--- start SUPPLIED RECORDS ---

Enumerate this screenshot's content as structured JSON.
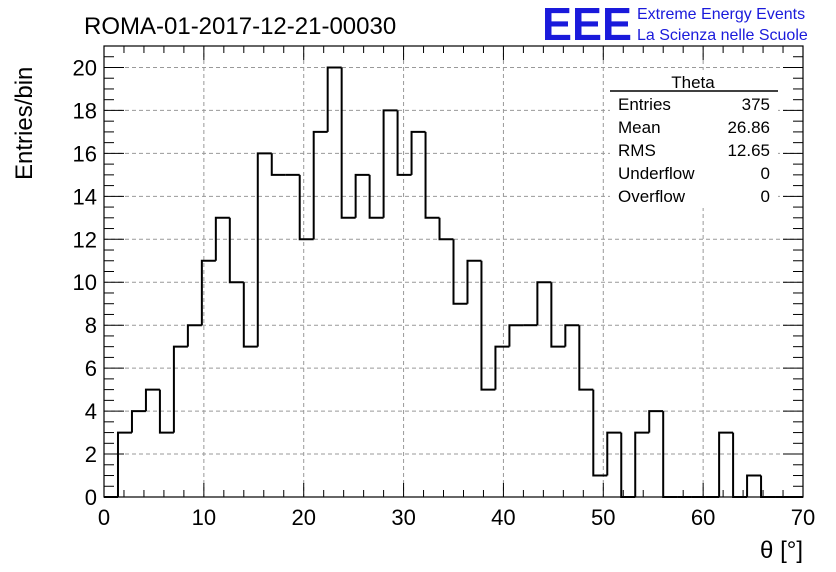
{
  "chart_data": {
    "type": "bar",
    "title": "ROMA-01-2017-12-21-00030",
    "xlabel": "θ [°]",
    "ylabel": "Entries/bin",
    "xlim": [
      0,
      70
    ],
    "ylim": [
      0,
      21
    ],
    "grid": true,
    "x_ticks": [
      "0",
      "10",
      "20",
      "30",
      "40",
      "50",
      "60",
      "70"
    ],
    "y_ticks": [
      "0",
      "2",
      "4",
      "6",
      "8",
      "10",
      "12",
      "14",
      "16",
      "18",
      "20"
    ],
    "bin_width": 1.4,
    "bin_start": 0,
    "values": [
      0,
      3,
      4,
      5,
      3,
      7,
      8,
      11,
      13,
      10,
      7,
      16,
      15,
      15,
      12,
      17,
      20,
      13,
      15,
      13,
      18,
      15,
      17,
      13,
      12,
      9,
      11,
      5,
      7,
      8,
      8,
      10,
      7,
      8,
      5,
      1,
      3,
      0,
      3,
      4,
      0,
      0,
      0,
      0,
      3,
      0,
      1,
      0,
      0,
      0
    ],
    "series_color": "#000000",
    "stats_box": {
      "name": "Theta",
      "rows": [
        {
          "label": "Entries",
          "value": "375"
        },
        {
          "label": "Mean",
          "value": "26.86"
        },
        {
          "label": "RMS",
          "value": "12.65"
        },
        {
          "label": "Underflow",
          "value": "0"
        },
        {
          "label": "Overflow",
          "value": "0"
        }
      ]
    }
  },
  "logo": {
    "mark": "EEE",
    "line1": "Extreme Energy Events",
    "line2": "La Scienza nelle Scuole",
    "color": "#1a1adb"
  }
}
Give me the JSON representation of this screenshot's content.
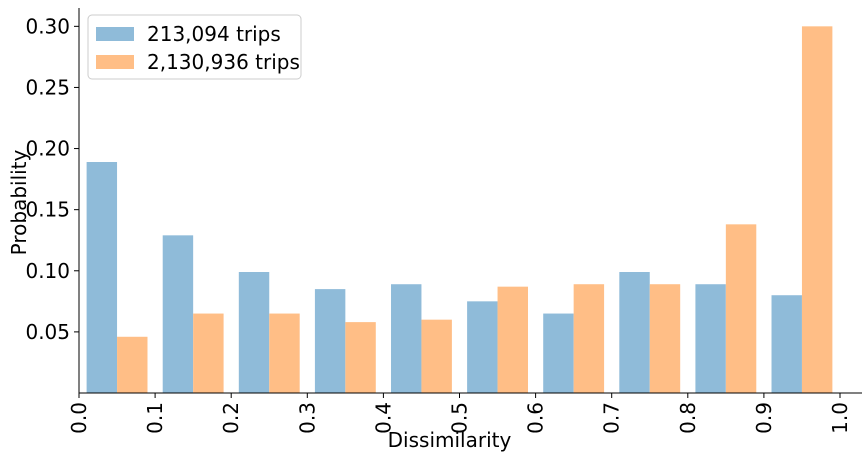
{
  "chart_data": {
    "type": "bar",
    "xlabel": "Dissimilarity",
    "ylabel": "Probability",
    "title": "",
    "xlim": [
      0.0,
      1.0
    ],
    "ylim": [
      0.0,
      0.315
    ],
    "x_ticks": [
      "0.0",
      "0.1",
      "0.2",
      "0.3",
      "0.4",
      "0.5",
      "0.6",
      "0.7",
      "0.8",
      "0.9",
      "1.0"
    ],
    "y_ticks": [
      "0.05",
      "0.10",
      "0.15",
      "0.20",
      "0.25",
      "0.30"
    ],
    "grid": false,
    "legend_position": "top-left",
    "bin_edges": [
      0.0,
      0.1,
      0.2,
      0.3,
      0.4,
      0.5,
      0.6,
      0.7,
      0.8,
      0.9,
      1.0
    ],
    "series": [
      {
        "name": "213,094 trips",
        "color": "#8fbbd9",
        "values": [
          0.189,
          0.129,
          0.099,
          0.085,
          0.089,
          0.075,
          0.065,
          0.099,
          0.089,
          0.08
        ]
      },
      {
        "name": "2,130,936 trips",
        "color": "#ffbe86",
        "values": [
          0.046,
          0.065,
          0.065,
          0.058,
          0.06,
          0.087,
          0.089,
          0.089,
          0.138,
          0.3
        ]
      }
    ]
  }
}
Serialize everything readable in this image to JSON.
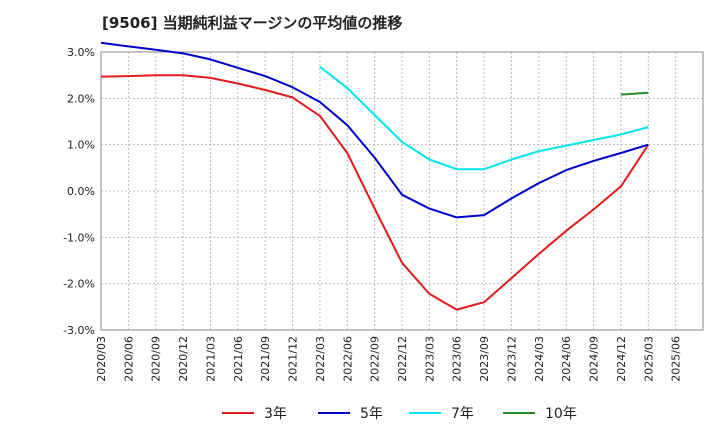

--- end SUPPLIED RECORDS ---

• [PROBLEM STATEMENT]:
Quote the material in full and exactly; do not carry over its pictures.

• [SOLUTION]:
Enumerate this screenshot's content as structured JSON.
{
  "chart_data": {
    "type": "bar",
    "title": "ROMA-01-2017-12-21-00030",
    "xlabel": "θ [°]",
    "ylabel": "Entries/bin",
    "xlim": [
      0,
      70
    ],
    "ylim": [
      0,
      21
    ],
    "grid": true,
    "x_ticks": [
      "0",
      "10",
      "20",
      "30",
      "40",
      "50",
      "60",
      "70"
    ],
    "y_ticks": [
      "0",
      "2",
      "4",
      "6",
      "8",
      "10",
      "12",
      "14",
      "16",
      "18",
      "20"
    ],
    "bin_width": 1.4,
    "bin_start": 0,
    "values": [
      0,
      3,
      4,
      5,
      3,
      7,
      8,
      11,
      13,
      10,
      7,
      16,
      15,
      15,
      12,
      17,
      20,
      13,
      15,
      13,
      18,
      15,
      17,
      13,
      12,
      9,
      11,
      5,
      7,
      8,
      8,
      10,
      7,
      8,
      5,
      1,
      3,
      0,
      3,
      4,
      0,
      0,
      0,
      0,
      3,
      0,
      1,
      0,
      0,
      0
    ],
    "series_color": "#000000",
    "stats_box": {
      "name": "Theta",
      "rows": [
        {
          "label": "Entries",
          "value": "375"
        },
        {
          "label": "Mean",
          "value": "26.86"
        },
        {
          "label": "RMS",
          "value": "12.65"
        },
        {
          "label": "Underflow",
          "value": "0"
        },
        {
          "label": "Overflow",
          "value": "0"
        }
      ]
    }
  },
  "logo": {
    "mark": "EEE",
    "line1": "Extreme Energy Events",
    "line2": "La Scienza nelle Scuole",
    "color": "#1a1adb"
  }
}
Give me the JSON representation of this screenshot's content.
{
  "chart_data": {
    "type": "bar",
    "xlabel": "Dissimilarity",
    "ylabel": "Probability",
    "title": "",
    "xlim": [
      0.0,
      1.0
    ],
    "ylim": [
      0.0,
      0.315
    ],
    "x_ticks": [
      "0.0",
      "0.1",
      "0.2",
      "0.3",
      "0.4",
      "0.5",
      "0.6",
      "0.7",
      "0.8",
      "0.9",
      "1.0"
    ],
    "y_ticks": [
      "0.05",
      "0.10",
      "0.15",
      "0.20",
      "0.25",
      "0.30"
    ],
    "grid": false,
    "legend_position": "top-left",
    "bin_edges": [
      0.0,
      0.1,
      0.2,
      0.3,
      0.4,
      0.5,
      0.6,
      0.7,
      0.8,
      0.9,
      1.0
    ],
    "series": [
      {
        "name": "213,094 trips",
        "color": "#8fbbd9",
        "values": [
          0.189,
          0.129,
          0.099,
          0.085,
          0.089,
          0.075,
          0.065,
          0.099,
          0.089,
          0.08
        ]
      },
      {
        "name": "2,130,936 trips",
        "color": "#ffbe86",
        "values": [
          0.046,
          0.065,
          0.065,
          0.058,
          0.06,
          0.087,
          0.089,
          0.089,
          0.138,
          0.3
        ]
      }
    ]
  }
}
Serialize everything readable in this image to JSON.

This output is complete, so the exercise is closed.